----- Data to process

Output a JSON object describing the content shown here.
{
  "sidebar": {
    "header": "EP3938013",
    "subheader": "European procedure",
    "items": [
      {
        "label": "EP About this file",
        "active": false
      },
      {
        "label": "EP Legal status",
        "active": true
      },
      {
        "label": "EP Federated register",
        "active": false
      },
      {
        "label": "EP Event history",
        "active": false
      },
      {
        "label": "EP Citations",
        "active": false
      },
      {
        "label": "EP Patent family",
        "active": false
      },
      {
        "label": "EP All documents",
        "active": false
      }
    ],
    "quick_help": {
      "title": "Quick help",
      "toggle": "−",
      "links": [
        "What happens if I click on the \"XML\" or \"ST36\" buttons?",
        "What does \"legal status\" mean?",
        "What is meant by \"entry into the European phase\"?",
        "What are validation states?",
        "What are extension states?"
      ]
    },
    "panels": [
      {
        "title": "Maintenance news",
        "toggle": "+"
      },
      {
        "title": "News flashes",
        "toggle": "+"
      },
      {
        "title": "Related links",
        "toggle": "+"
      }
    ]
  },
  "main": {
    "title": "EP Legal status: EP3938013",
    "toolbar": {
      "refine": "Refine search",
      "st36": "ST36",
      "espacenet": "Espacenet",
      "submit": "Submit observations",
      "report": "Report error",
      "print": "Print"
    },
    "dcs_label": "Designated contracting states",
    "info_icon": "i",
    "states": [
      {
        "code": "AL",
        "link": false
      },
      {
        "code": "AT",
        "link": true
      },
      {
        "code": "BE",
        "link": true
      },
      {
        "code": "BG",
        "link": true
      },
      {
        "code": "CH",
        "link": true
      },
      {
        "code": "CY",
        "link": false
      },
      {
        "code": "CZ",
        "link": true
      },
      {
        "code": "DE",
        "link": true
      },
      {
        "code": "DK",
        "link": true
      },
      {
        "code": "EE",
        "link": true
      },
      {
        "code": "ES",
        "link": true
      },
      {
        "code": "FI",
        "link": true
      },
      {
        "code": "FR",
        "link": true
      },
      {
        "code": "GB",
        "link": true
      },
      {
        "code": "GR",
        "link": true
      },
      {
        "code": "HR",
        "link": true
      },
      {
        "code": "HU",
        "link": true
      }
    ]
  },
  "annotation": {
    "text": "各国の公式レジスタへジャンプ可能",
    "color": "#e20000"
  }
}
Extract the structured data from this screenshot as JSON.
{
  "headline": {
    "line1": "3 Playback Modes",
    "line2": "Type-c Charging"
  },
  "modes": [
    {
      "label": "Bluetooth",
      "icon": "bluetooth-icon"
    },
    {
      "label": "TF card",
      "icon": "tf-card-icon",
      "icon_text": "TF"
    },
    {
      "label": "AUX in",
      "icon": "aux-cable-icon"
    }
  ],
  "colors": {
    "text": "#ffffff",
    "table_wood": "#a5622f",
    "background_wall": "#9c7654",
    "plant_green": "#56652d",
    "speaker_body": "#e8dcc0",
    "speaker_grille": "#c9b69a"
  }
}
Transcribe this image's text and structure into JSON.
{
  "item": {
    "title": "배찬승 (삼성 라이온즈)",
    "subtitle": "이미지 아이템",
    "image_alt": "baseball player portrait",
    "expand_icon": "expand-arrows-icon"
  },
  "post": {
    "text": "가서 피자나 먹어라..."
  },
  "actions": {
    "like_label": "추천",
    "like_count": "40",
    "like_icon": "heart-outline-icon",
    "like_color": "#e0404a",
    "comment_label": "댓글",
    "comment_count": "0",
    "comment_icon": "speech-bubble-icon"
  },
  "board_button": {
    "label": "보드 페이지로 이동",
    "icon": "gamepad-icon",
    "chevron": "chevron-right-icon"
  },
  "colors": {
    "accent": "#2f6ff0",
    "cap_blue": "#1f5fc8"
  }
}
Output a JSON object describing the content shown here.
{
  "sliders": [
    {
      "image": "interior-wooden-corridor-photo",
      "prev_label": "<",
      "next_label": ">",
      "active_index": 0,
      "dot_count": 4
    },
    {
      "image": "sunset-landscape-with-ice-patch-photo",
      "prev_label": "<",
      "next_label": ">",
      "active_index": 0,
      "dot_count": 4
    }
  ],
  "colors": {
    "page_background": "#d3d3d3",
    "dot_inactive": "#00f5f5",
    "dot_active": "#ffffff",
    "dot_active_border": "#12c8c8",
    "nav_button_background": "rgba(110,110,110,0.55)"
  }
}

----------

#### Direction:
Using the data above, reproduce every line exactly.

#### Output below:
Output a JSON object describing the content shown here.
{
  "sidebar": {
    "header": "EP3938013",
    "subheader": "European procedure",
    "items": [
      {
        "label": "EP About this file",
        "active": false
      },
      {
        "label": "EP Legal status",
        "active": true
      },
      {
        "label": "EP Federated register",
        "active": false
      },
      {
        "label": "EP Event history",
        "active": false
      },
      {
        "label": "EP Citations",
        "active": false
      },
      {
        "label": "EP Patent family",
        "active": false
      },
      {
        "label": "EP All documents",
        "active": false
      }
    ],
    "quick_help": {
      "title": "Quick help",
      "toggle": "−",
      "links": [
        "What happens if I click on the \"XML\" or \"ST36\" buttons?",
        "What does \"legal status\" mean?",
        "What is meant by \"entry into the European phase\"?",
        "What are validation states?",
        "What are extension states?"
      ]
    },
    "panels": [
      {
        "title": "Maintenance news",
        "toggle": "+"
      },
      {
        "title": "News flashes",
        "toggle": "+"
      },
      {
        "title": "Related links",
        "toggle": "+"
      }
    ]
  },
  "main": {
    "title": "EP Legal status: EP3938013",
    "toolbar": {
      "refine": "Refine search",
      "st36": "ST36",
      "espacenet": "Espacenet",
      "submit": "Submit observations",
      "report": "Report error",
      "print": "Print"
    },
    "dcs_label": "Designated contracting states",
    "info_icon": "i",
    "states": [
      {
        "code": "AL",
        "link": false
      },
      {
        "code": "AT",
        "link": true
      },
      {
        "code": "BE",
        "link": true
      },
      {
        "code": "BG",
        "link": true
      },
      {
        "code": "CH",
        "link": true
      },
      {
        "code": "CY",
        "link": false
      },
      {
        "code": "CZ",
        "link": true
      },
      {
        "code": "DE",
        "link": true
      },
      {
        "code": "DK",
        "link": true
      },
      {
        "code": "EE",
        "link": true
      },
      {
        "code": "ES",
        "link": true
      },
      {
        "code": "FI",
        "link": true
      },
      {
        "code": "FR",
        "link": true
      },
      {
        "code": "GB",
        "link": true
      },
      {
        "code": "GR",
        "link": true
      },
      {
        "code": "HR",
        "link": true
      },
      {
        "code": "HU",
        "link": true
      }
    ]
  },
  "annotation": {
    "text": "各国の公式レジスタへジャンプ可能",
    "color": "#e20000"
  }
}
Extract the structured data from this screenshot as JSON.
{
  "headline": {
    "line1": "3 Playback Modes",
    "line2": "Type-c Charging"
  },
  "modes": [
    {
      "label": "Bluetooth",
      "icon": "bluetooth-icon"
    },
    {
      "label": "TF card",
      "icon": "tf-card-icon",
      "icon_text": "TF"
    },
    {
      "label": "AUX in",
      "icon": "aux-cable-icon"
    }
  ],
  "colors": {
    "text": "#ffffff",
    "table_wood": "#a5622f",
    "background_wall": "#9c7654",
    "plant_green": "#56652d",
    "speaker_body": "#e8dcc0",
    "speaker_grille": "#c9b69a"
  }
}
Transcribe this image's text and structure into JSON.
{
  "item": {
    "title": "배찬승 (삼성 라이온즈)",
    "subtitle": "이미지 아이템",
    "image_alt": "baseball player portrait",
    "expand_icon": "expand-arrows-icon"
  },
  "post": {
    "text": "가서 피자나 먹어라..."
  },
  "actions": {
    "like_label": "추천",
    "like_count": "40",
    "like_icon": "heart-outline-icon",
    "like_color": "#e0404a",
    "comment_label": "댓글",
    "comment_count": "0",
    "comment_icon": "speech-bubble-icon"
  },
  "board_button": {
    "label": "보드 페이지로 이동",
    "icon": "gamepad-icon",
    "chevron": "chevron-right-icon"
  },
  "colors": {
    "accent": "#2f6ff0",
    "cap_blue": "#1f5fc8"
  }
}
Output a JSON object describing the content shown here.
{
  "sliders": [
    {
      "image": "interior-wooden-corridor-photo",
      "prev_label": "<",
      "next_label": ">",
      "active_index": 0,
      "dot_count": 4
    },
    {
      "image": "sunset-landscape-with-ice-patch-photo",
      "prev_label": "<",
      "next_label": ">",
      "active_index": 0,
      "dot_count": 4
    }
  ],
  "colors": {
    "page_background": "#d3d3d3",
    "dot_inactive": "#00f5f5",
    "dot_active": "#ffffff",
    "dot_active_border": "#12c8c8",
    "nav_button_background": "rgba(110,110,110,0.55)"
  }
}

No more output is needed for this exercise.